--- start of RECORDS FOR THE TASK ---
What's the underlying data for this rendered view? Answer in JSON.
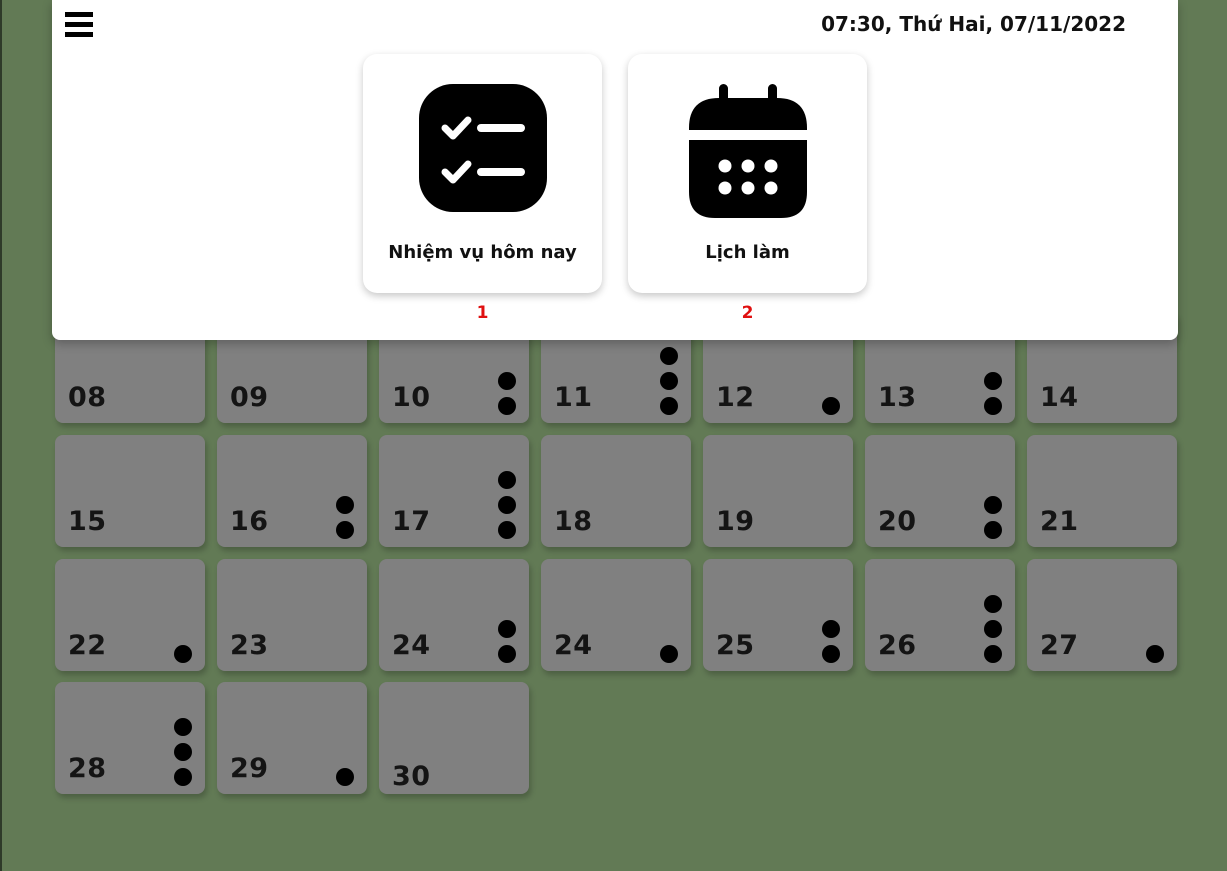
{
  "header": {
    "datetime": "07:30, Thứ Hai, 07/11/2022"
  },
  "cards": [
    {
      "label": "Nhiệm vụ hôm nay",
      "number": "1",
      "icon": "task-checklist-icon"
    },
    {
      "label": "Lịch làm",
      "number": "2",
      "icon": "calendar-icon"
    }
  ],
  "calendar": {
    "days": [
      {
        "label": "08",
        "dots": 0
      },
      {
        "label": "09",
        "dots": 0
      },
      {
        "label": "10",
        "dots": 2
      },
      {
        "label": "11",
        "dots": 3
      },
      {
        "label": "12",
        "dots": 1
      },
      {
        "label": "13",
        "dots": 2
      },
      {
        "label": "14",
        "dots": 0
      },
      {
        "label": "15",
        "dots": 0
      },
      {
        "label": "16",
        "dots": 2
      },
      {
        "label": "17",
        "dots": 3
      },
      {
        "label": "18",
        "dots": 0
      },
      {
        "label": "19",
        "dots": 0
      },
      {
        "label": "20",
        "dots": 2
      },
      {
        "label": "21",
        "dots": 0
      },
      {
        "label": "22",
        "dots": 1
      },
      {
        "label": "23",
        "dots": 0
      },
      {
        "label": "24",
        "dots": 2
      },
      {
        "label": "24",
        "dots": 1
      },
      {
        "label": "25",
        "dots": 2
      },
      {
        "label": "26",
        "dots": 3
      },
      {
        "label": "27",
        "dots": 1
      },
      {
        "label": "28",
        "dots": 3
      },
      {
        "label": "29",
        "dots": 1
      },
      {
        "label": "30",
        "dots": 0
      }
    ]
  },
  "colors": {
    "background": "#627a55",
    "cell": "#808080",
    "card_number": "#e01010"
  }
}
--- end of RECORDS FOR THE TASK ---
• **GIVEN TASK**
Each entry shown above must be quoted exactly, with its pictures left out.

• **RESULT OF THE EXERCISE**
What's the underlying data for this rendered view? Answer in JSON.
{
  "header": {
    "datetime": "07:30, Thứ Hai, 07/11/2022"
  },
  "cards": [
    {
      "label": "Nhiệm vụ hôm nay",
      "number": "1",
      "icon": "task-checklist-icon"
    },
    {
      "label": "Lịch làm",
      "number": "2",
      "icon": "calendar-icon"
    }
  ],
  "calendar": {
    "days": [
      {
        "label": "08",
        "dots": 0
      },
      {
        "label": "09",
        "dots": 0
      },
      {
        "label": "10",
        "dots": 2
      },
      {
        "label": "11",
        "dots": 3
      },
      {
        "label": "12",
        "dots": 1
      },
      {
        "label": "13",
        "dots": 2
      },
      {
        "label": "14",
        "dots": 0
      },
      {
        "label": "15",
        "dots": 0
      },
      {
        "label": "16",
        "dots": 2
      },
      {
        "label": "17",
        "dots": 3
      },
      {
        "label": "18",
        "dots": 0
      },
      {
        "label": "19",
        "dots": 0
      },
      {
        "label": "20",
        "dots": 2
      },
      {
        "label": "21",
        "dots": 0
      },
      {
        "label": "22",
        "dots": 1
      },
      {
        "label": "23",
        "dots": 0
      },
      {
        "label": "24",
        "dots": 2
      },
      {
        "label": "24",
        "dots": 1
      },
      {
        "label": "25",
        "dots": 2
      },
      {
        "label": "26",
        "dots": 3
      },
      {
        "label": "27",
        "dots": 1
      },
      {
        "label": "28",
        "dots": 3
      },
      {
        "label": "29",
        "dots": 1
      },
      {
        "label": "30",
        "dots": 0
      }
    ]
  },
  "colors": {
    "background": "#627a55",
    "cell": "#808080",
    "card_number": "#e01010"
  }
}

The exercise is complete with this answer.